START EXTRACTED INFORMATION
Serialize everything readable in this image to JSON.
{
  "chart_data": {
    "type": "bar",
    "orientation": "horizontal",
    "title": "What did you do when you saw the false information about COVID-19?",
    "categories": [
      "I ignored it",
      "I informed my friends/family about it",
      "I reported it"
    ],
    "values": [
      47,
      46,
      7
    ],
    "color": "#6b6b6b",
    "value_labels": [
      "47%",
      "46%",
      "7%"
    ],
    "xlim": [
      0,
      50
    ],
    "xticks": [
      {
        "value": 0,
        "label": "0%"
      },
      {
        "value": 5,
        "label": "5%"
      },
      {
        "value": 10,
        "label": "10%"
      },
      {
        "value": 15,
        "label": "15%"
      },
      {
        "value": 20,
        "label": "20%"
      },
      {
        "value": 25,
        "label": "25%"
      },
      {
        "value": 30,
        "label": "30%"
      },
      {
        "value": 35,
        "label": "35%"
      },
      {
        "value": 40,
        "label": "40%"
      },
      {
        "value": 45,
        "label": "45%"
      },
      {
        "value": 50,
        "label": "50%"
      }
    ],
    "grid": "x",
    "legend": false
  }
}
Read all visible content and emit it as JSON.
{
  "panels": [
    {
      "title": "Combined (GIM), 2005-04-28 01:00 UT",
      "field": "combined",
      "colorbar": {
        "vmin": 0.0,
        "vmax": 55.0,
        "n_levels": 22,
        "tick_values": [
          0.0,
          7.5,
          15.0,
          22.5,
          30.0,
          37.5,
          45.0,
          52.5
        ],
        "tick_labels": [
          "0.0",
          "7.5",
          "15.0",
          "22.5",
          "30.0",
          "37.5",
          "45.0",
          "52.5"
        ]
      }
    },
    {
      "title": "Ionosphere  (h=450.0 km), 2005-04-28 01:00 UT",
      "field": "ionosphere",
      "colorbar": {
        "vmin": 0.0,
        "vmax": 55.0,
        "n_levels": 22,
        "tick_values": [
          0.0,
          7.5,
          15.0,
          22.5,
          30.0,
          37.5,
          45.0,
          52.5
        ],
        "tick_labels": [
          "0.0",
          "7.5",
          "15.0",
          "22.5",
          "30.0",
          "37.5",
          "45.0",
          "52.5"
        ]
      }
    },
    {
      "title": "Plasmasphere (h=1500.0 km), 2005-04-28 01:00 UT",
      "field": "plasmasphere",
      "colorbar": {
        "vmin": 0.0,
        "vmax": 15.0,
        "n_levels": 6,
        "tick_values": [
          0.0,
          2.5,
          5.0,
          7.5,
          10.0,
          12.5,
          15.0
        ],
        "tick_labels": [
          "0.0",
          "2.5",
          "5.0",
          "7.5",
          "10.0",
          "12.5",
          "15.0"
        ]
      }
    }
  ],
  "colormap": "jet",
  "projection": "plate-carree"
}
END EXTRACTED INFORMATION
START EXTRACTED INFORMATION
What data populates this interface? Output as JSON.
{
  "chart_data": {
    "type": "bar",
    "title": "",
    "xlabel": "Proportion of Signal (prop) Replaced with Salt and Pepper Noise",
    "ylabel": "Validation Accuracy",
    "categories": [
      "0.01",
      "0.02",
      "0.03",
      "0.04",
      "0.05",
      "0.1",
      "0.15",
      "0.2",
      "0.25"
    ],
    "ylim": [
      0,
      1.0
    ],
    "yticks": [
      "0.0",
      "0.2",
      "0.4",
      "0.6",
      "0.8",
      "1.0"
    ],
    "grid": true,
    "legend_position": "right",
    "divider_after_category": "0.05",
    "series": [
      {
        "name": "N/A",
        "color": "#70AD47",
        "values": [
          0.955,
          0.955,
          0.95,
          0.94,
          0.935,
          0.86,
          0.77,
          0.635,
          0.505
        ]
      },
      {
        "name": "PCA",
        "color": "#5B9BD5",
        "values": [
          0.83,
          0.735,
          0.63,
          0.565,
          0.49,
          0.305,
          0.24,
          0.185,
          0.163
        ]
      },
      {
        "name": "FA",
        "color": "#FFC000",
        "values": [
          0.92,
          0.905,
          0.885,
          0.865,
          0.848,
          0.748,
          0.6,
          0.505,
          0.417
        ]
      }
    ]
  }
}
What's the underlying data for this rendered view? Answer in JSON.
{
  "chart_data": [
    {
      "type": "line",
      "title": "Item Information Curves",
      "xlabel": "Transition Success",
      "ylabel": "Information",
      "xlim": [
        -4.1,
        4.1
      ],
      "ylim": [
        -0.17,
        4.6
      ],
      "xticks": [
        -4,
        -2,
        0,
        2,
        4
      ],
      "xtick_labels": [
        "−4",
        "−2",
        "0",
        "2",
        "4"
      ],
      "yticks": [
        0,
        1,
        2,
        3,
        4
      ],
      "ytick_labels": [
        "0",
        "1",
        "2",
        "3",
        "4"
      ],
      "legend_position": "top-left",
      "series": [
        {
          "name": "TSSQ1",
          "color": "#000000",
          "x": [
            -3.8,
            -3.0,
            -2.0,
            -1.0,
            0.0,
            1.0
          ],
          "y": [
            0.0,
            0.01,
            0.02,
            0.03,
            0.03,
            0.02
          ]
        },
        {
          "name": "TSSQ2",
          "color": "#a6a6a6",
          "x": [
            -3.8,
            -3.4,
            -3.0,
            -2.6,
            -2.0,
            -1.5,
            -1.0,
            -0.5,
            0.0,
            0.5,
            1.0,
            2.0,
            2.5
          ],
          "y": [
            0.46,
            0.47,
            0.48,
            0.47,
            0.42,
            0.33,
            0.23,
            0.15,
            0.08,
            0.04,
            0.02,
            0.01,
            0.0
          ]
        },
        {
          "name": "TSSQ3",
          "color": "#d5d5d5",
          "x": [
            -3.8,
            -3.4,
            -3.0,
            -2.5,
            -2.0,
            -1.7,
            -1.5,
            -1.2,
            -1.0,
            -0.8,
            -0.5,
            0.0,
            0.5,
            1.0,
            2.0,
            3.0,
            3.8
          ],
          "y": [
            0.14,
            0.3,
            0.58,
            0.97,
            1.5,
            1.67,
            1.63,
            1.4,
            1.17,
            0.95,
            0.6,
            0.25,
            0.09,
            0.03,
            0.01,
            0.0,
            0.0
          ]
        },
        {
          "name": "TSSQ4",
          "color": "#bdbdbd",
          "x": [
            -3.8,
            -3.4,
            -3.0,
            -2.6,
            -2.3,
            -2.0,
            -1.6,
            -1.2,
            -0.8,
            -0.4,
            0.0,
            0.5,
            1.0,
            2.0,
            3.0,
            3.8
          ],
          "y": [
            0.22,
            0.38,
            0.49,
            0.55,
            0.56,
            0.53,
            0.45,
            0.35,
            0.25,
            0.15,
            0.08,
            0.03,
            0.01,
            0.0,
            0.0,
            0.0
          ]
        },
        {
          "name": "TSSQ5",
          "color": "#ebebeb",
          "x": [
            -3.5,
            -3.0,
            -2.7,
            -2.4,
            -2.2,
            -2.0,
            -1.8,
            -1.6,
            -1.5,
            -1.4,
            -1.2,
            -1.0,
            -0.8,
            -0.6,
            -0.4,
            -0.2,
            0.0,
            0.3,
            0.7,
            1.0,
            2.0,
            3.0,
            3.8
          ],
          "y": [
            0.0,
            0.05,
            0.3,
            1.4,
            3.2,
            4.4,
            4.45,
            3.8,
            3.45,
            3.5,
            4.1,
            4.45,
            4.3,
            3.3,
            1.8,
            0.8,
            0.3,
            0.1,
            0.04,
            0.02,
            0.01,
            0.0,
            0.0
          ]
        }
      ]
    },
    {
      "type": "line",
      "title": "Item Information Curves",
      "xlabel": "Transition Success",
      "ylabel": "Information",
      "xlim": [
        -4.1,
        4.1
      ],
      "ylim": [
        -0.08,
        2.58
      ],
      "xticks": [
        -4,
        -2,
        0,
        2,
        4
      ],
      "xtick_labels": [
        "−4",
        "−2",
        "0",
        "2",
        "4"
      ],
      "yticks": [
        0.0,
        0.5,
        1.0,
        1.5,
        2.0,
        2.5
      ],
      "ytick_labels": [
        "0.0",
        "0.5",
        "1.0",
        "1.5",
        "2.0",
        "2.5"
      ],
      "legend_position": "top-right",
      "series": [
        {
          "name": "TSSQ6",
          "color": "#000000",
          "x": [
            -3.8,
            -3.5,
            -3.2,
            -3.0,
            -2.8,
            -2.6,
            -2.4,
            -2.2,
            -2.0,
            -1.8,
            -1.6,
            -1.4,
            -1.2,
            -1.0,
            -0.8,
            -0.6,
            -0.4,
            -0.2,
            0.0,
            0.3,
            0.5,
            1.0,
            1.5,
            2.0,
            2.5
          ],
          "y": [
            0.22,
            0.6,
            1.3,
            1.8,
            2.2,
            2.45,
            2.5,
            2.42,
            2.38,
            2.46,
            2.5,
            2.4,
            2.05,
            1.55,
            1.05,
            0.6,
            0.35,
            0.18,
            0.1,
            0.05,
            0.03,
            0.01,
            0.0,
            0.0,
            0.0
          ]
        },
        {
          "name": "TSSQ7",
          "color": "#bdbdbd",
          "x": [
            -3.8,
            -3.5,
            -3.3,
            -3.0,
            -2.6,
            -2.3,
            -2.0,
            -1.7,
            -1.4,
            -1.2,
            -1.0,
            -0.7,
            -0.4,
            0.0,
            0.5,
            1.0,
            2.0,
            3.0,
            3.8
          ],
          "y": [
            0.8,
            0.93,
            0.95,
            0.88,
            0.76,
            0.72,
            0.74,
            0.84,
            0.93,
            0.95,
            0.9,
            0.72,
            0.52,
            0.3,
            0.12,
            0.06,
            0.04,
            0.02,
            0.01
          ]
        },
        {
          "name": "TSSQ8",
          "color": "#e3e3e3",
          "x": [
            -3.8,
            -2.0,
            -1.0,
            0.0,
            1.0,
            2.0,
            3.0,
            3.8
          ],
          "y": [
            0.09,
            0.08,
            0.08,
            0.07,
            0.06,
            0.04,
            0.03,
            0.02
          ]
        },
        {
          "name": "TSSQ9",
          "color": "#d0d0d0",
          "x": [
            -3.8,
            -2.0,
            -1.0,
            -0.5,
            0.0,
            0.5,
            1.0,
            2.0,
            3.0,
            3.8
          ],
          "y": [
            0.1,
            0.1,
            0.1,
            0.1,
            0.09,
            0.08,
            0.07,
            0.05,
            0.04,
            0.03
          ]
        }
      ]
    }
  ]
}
END EXTRACTED INFORMATION
◆ STATED TASK
Which lines of the material contain the string "field"? List each of them.

◆ ANSWER
      "field": "combined",
      "field": "ionosphere",
      "field": "plasmasphere",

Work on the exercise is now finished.